* [Excerpted data]:
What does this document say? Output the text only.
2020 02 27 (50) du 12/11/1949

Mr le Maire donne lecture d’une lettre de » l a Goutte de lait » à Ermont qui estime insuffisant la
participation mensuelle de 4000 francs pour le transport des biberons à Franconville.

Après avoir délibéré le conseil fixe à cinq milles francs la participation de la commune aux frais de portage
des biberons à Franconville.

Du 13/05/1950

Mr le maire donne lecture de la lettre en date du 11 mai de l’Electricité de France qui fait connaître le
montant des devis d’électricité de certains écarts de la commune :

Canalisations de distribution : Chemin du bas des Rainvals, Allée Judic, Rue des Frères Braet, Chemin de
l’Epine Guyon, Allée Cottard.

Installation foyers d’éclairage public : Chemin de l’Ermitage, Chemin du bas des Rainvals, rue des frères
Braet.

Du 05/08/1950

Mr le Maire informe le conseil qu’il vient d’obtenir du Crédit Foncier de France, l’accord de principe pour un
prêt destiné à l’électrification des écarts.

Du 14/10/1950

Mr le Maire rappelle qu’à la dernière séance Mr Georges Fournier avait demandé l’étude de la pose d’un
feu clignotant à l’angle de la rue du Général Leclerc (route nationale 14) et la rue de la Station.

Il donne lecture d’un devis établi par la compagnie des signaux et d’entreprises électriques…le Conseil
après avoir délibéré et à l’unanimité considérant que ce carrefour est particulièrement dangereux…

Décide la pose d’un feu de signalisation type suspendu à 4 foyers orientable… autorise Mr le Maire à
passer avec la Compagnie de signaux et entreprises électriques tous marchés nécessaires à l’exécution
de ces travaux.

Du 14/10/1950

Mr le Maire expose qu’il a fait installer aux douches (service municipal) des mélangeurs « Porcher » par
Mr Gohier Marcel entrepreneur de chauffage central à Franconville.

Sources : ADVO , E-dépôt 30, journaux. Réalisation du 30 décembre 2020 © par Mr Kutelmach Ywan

...

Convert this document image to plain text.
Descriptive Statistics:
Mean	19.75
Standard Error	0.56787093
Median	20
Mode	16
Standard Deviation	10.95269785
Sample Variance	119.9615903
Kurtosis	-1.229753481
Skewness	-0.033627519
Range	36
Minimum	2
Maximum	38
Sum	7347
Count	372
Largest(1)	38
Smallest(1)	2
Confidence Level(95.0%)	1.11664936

--

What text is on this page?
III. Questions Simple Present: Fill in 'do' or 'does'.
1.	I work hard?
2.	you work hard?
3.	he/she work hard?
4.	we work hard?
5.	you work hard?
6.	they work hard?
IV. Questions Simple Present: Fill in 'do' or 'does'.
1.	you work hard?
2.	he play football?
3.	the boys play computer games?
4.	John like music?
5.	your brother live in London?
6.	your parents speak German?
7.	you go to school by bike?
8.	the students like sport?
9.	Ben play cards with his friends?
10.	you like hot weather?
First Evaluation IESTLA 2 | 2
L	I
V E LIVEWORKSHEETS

* [Task requirements]:
Read through the entries and copy every line that includes "entreprises".

* [Problem solution]:
Il donne lecture d’un devis établi par la compagnie des signaux et d’entreprises électriques…le Conseil
passer avec la Compagnie de signaux et entreprises électriques tous marchés nécessaires à l’exécution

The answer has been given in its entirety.